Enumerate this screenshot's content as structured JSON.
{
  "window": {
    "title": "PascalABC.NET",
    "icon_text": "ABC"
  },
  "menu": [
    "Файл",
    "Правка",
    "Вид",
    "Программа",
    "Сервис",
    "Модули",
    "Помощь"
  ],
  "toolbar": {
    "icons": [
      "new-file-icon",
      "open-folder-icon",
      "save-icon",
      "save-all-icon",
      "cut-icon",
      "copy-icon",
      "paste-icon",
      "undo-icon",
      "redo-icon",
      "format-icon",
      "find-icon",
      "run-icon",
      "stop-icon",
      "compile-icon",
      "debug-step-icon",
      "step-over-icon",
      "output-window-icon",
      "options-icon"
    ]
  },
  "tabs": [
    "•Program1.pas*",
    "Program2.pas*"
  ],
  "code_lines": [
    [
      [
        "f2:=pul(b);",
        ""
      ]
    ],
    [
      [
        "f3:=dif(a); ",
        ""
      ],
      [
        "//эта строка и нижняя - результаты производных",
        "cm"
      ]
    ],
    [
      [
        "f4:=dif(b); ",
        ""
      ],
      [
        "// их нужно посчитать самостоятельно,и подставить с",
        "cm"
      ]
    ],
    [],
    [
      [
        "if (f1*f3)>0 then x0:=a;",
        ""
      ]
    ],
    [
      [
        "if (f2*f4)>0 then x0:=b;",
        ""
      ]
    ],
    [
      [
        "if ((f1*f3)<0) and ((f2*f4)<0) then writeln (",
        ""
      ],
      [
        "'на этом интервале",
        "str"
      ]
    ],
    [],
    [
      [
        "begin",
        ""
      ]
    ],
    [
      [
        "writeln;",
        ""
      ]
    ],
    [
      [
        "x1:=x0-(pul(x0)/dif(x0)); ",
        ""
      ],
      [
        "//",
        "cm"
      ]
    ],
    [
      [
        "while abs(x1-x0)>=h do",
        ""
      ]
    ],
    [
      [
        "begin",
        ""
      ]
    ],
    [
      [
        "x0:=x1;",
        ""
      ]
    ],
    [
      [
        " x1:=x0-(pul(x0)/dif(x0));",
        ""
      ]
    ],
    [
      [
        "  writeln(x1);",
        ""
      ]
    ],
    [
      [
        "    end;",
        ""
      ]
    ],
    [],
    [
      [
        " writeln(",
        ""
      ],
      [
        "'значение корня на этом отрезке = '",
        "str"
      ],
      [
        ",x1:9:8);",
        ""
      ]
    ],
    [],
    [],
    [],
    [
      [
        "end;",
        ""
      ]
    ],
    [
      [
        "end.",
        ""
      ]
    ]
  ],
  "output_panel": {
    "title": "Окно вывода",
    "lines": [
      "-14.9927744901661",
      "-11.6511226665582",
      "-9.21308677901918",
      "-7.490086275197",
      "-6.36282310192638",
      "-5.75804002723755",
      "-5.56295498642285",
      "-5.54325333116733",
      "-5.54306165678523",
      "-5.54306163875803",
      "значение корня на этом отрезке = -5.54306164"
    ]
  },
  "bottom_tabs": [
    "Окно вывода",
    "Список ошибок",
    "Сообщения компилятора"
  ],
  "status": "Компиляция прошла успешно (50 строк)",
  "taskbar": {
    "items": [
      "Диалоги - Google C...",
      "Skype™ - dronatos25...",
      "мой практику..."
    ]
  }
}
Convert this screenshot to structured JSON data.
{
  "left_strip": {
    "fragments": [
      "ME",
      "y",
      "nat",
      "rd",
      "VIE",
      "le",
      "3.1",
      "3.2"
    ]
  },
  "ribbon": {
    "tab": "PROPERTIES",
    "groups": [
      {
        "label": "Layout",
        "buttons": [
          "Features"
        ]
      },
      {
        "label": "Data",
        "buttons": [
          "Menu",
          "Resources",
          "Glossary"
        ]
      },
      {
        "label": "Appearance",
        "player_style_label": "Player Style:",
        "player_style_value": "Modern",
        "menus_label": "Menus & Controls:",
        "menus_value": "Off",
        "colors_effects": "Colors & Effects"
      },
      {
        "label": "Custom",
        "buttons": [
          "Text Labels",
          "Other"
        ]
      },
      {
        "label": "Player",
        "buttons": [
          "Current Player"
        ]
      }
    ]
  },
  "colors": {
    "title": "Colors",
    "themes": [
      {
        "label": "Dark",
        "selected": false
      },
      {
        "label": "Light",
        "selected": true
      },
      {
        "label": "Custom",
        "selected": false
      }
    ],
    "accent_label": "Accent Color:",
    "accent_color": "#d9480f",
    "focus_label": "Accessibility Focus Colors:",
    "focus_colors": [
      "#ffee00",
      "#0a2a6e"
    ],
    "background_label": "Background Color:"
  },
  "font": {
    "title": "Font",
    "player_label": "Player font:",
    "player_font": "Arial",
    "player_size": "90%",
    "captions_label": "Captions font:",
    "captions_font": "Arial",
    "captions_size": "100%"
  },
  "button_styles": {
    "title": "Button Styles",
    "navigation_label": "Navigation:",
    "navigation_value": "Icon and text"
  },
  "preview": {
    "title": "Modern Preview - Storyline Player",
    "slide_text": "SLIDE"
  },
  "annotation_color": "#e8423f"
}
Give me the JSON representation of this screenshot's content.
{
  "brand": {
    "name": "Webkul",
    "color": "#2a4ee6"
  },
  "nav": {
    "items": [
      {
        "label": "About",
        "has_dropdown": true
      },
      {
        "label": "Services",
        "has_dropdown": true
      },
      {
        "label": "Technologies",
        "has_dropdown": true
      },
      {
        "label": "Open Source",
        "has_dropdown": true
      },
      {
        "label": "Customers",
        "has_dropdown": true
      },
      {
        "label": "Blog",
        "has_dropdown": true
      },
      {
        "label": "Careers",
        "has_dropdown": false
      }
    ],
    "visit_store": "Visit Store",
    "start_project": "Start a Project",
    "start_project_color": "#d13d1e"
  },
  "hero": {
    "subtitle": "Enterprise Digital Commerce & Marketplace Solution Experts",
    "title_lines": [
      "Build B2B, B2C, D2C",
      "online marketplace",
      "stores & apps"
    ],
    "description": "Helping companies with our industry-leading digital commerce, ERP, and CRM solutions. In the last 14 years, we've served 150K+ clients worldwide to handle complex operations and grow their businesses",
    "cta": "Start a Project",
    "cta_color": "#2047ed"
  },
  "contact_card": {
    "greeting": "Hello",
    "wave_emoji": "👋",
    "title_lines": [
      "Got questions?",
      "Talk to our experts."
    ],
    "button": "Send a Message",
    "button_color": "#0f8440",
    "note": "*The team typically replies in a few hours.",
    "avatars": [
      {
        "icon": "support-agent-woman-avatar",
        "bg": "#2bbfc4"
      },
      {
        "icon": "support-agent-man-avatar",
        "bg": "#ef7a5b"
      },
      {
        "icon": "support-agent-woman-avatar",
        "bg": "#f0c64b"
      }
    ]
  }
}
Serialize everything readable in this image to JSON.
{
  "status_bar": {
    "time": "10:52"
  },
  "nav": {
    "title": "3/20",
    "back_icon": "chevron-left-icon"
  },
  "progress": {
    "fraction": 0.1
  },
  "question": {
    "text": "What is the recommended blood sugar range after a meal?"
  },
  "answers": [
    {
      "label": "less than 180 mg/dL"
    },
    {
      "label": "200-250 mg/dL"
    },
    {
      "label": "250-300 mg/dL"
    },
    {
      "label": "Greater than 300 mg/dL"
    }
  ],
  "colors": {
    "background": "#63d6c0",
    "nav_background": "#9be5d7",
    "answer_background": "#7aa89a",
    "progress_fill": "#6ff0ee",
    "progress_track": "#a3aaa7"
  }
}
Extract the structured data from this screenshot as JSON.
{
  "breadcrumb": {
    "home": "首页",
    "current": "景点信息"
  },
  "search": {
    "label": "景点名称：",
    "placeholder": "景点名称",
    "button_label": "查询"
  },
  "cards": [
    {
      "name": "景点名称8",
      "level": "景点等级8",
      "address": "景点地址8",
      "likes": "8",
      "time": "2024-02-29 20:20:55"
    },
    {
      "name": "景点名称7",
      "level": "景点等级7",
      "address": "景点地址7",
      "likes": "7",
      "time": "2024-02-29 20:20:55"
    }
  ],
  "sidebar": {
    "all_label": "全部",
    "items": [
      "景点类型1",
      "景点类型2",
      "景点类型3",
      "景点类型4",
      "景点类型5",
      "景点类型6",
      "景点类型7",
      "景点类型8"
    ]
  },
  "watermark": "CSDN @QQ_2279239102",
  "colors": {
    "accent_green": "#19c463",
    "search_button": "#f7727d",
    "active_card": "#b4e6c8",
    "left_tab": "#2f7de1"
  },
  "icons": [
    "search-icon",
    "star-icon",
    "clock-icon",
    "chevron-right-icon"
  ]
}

- - - - - - -

§ Objective: Return, unchanged, each line from the line containing "Extract the structured" through the last line of the material.

§ Full output:
Extract the structured data from this screenshot as JSON.
{
  "breadcrumb": {
    "home": "首页",
    "current": "景点信息"
  },
  "search": {
    "label": "景点名称：",
    "placeholder": "景点名称",
    "button_label": "查询"
  },
  "cards": [
    {
      "name": "景点名称8",
      "level": "景点等级8",
      "address": "景点地址8",
      "likes": "8",
      "time": "2024-02-29 20:20:55"
    },
    {
      "name": "景点名称7",
      "level": "景点等级7",
      "address": "景点地址7",
      "likes": "7",
      "time": "2024-02-29 20:20:55"
    }
  ],
  "sidebar": {
    "all_label": "全部",
    "items": [
      "景点类型1",
      "景点类型2",
      "景点类型3",
      "景点类型4",
      "景点类型5",
      "景点类型6",
      "景点类型7",
      "景点类型8"
    ]
  },
  "watermark": "CSDN @QQ_2279239102",
  "colors": {
    "accent_green": "#19c463",
    "search_button": "#f7727d",
    "active_card": "#b4e6c8",
    "left_tab": "#2f7de1"
  },
  "icons": [
    "search-icon",
    "star-icon",
    "clock-icon",
    "chevron-right-icon"
  ]
}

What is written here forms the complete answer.